Requirements:
Pull every line that holds the word "hatch" from the entries.

Data supplied:

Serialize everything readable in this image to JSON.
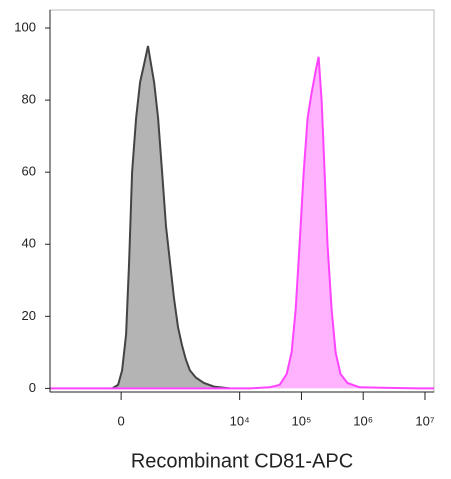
{
  "chart_data": {
    "type": "histogram-overlay",
    "x_label": "Recombinant CD81-APC",
    "xscale": "asinh",
    "xscale_cofactor": 241,
    "xlim": [
      -1700,
      14000000
    ],
    "xticks": [
      0,
      {
        "value": 10000,
        "label": "10⁴"
      },
      {
        "value": 100000,
        "label": "10⁵"
      },
      {
        "value": 1000000,
        "label": "10⁶"
      },
      {
        "value": 10000000,
        "label": "10⁷"
      }
    ],
    "ylim": [
      -1,
      105
    ],
    "yticks": [
      0,
      20,
      40,
      60,
      80,
      100
    ],
    "series": [
      {
        "color": "#444444",
        "fill": "#b4b4b4",
        "x": [
          -82,
          -27,
          9,
          45,
          73,
          101,
          142,
          185,
          232,
          284,
          328,
          376,
          448,
          528,
          620,
          725,
          848,
          988,
          1152,
          1337,
          1557,
          1952,
          2627,
          3832,
          6917
        ],
        "values": [
          0,
          1,
          5,
          15,
          35,
          60,
          75,
          85,
          90,
          95,
          90,
          85,
          75,
          60,
          45,
          35,
          25,
          17,
          12,
          8,
          5,
          3,
          1.5,
          0.5,
          0
        ]
      },
      {
        "color": "#ff44ff",
        "fill": "#ffb3ff",
        "x": [
          -1700,
          14580,
          30650,
          44460,
          57720,
          69410,
          80610,
          93510,
          108600,
          125900,
          146000,
          169500,
          189500,
          211800,
          236900,
          264700,
          307400,
          356700,
          429500,
          557100,
          870000,
          8110000,
          14000000
        ],
        "values": [
          0,
          0,
          0.3,
          1,
          4,
          10,
          22,
          40,
          60,
          75,
          82,
          88,
          92,
          80,
          60,
          40,
          22,
          10,
          4,
          1.5,
          0.3,
          0,
          0
        ]
      }
    ]
  }
}
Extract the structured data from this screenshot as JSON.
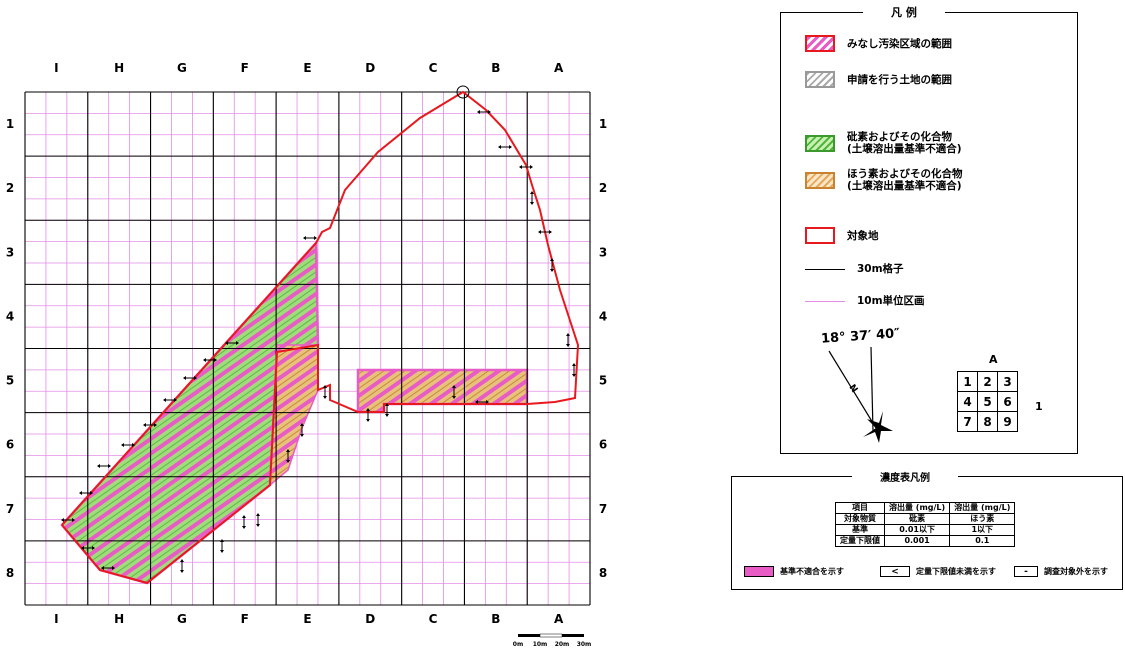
{
  "map": {
    "columns": [
      "I",
      "H",
      "G",
      "F",
      "E",
      "D",
      "C",
      "B",
      "A"
    ],
    "rows": [
      "1",
      "2",
      "3",
      "4",
      "5",
      "6",
      "7",
      "8"
    ],
    "scale": {
      "labels": [
        "0m",
        "10m",
        "20m",
        "30m"
      ]
    },
    "colors": {
      "site_outline": "#e8191e",
      "pink": "#e85cc5",
      "grid_minor": "#e38de6",
      "green": "#7ed36b",
      "orange": "#e6a95c"
    }
  },
  "legend": {
    "title": "凡  例",
    "items": [
      {
        "label": "みなし汚染区域の範囲",
        "swatch": "pink-hatch"
      },
      {
        "label": "申請を行う土地の範囲",
        "swatch": "gray-hatch"
      },
      {
        "label": "砒素およびその化合物",
        "sub": "(土壌溶出量基準不適合)",
        "swatch": "green-hatch"
      },
      {
        "label": "ほう素およびその化合物",
        "sub": "(土壌溶出量基準不適合)",
        "swatch": "orange-hatch"
      },
      {
        "label": "対象地",
        "swatch": "red-outline"
      },
      {
        "label": "30m格子",
        "swatch": "black-line"
      },
      {
        "label": "10m単位区画",
        "swatch": "pink-line"
      }
    ],
    "angle": "18° 37′ 40″",
    "north_label": "N",
    "key_grid": {
      "top": "A",
      "right": "1",
      "cells": [
        "1",
        "2",
        "3",
        "4",
        "5",
        "6",
        "7",
        "8",
        "9"
      ]
    }
  },
  "concentration": {
    "title": "濃度表凡例",
    "table": [
      [
        "項目",
        "溶出量 (mg/L)",
        "溶出量 (mg/L)"
      ],
      [
        "対象物質",
        "砒素",
        "ほう素"
      ],
      [
        "基準",
        "0.01以下",
        "1以下"
      ],
      [
        "定量下限値",
        "0.001",
        "0.1"
      ]
    ],
    "keys": [
      {
        "symbol": "",
        "label": "基準不適合を示す"
      },
      {
        "symbol": "<",
        "label": "定量下限値未満を示す"
      },
      {
        "symbol": "-",
        "label": "調査対象外を示す"
      }
    ]
  }
}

Problem solution:
        "swatch": "pink-hatch"
        "swatch": "gray-hatch"
        "swatch": "green-hatch"
        "swatch": "orange-hatch"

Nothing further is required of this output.